(Lines of data)
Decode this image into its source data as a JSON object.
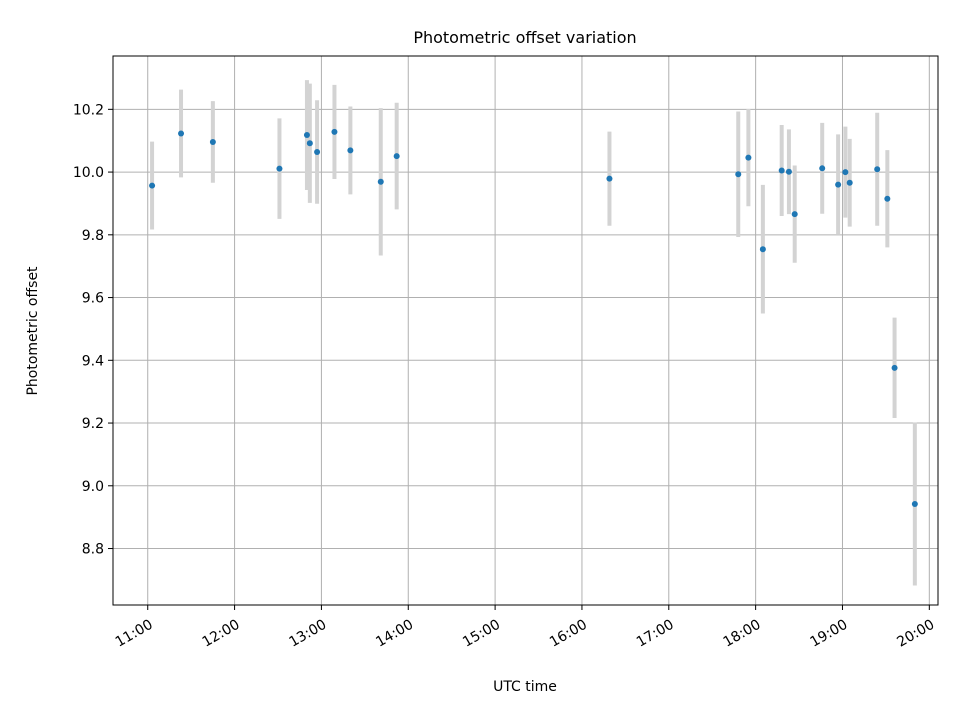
{
  "chart_data": {
    "type": "scatter",
    "title": "Photometric offset variation",
    "xlabel": "UTC time",
    "ylabel": "Photometric offset",
    "x_ticks": [
      "11:00",
      "12:00",
      "13:00",
      "14:00",
      "15:00",
      "16:00",
      "17:00",
      "18:00",
      "19:00",
      "20:00"
    ],
    "y_ticks": [
      "8.8",
      "9.0",
      "9.2",
      "9.4",
      "9.6",
      "9.8",
      "10.0",
      "10.2"
    ],
    "xlim": [
      "10:36",
      "20:06"
    ],
    "ylim": [
      8.62,
      10.37
    ],
    "grid": true,
    "marker_color": "#1f77b4",
    "errorbar_color": "#d3d3d3",
    "points": [
      {
        "t": "11:03",
        "y": 9.957,
        "err": 0.14
      },
      {
        "t": "11:23",
        "y": 10.123,
        "err": 0.14
      },
      {
        "t": "11:45",
        "y": 10.096,
        "err": 0.13
      },
      {
        "t": "12:31",
        "y": 10.011,
        "err": 0.16
      },
      {
        "t": "12:50",
        "y": 10.118,
        "err": 0.175
      },
      {
        "t": "12:52",
        "y": 10.092,
        "err": 0.19
      },
      {
        "t": "12:57",
        "y": 10.064,
        "err": 0.165
      },
      {
        "t": "13:09",
        "y": 10.128,
        "err": 0.15
      },
      {
        "t": "13:20",
        "y": 10.069,
        "err": 0.14
      },
      {
        "t": "13:41",
        "y": 9.969,
        "err": 0.235
      },
      {
        "t": "13:52",
        "y": 10.051,
        "err": 0.17
      },
      {
        "t": "16:19",
        "y": 9.979,
        "err": 0.15
      },
      {
        "t": "17:48",
        "y": 9.993,
        "err": 0.2
      },
      {
        "t": "17:55",
        "y": 10.046,
        "err": 0.155
      },
      {
        "t": "18:05",
        "y": 9.754,
        "err": 0.205
      },
      {
        "t": "18:18",
        "y": 10.005,
        "err": 0.145
      },
      {
        "t": "18:23",
        "y": 10.001,
        "err": 0.135
      },
      {
        "t": "18:27",
        "y": 9.866,
        "err": 0.155
      },
      {
        "t": "18:46",
        "y": 10.012,
        "err": 0.145
      },
      {
        "t": "18:57",
        "y": 9.96,
        "err": 0.16
      },
      {
        "t": "19:02",
        "y": 10.0,
        "err": 0.145
      },
      {
        "t": "19:05",
        "y": 9.966,
        "err": 0.14
      },
      {
        "t": "19:24",
        "y": 10.009,
        "err": 0.18
      },
      {
        "t": "19:31",
        "y": 9.915,
        "err": 0.155
      },
      {
        "t": "19:36",
        "y": 9.376,
        "err": 0.16
      },
      {
        "t": "19:50",
        "y": 8.942,
        "err": 0.26
      }
    ]
  }
}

### Work to complete
Of the lines in the data above, how many contain the word "Photometric"? Give only that figure.

### Solution
2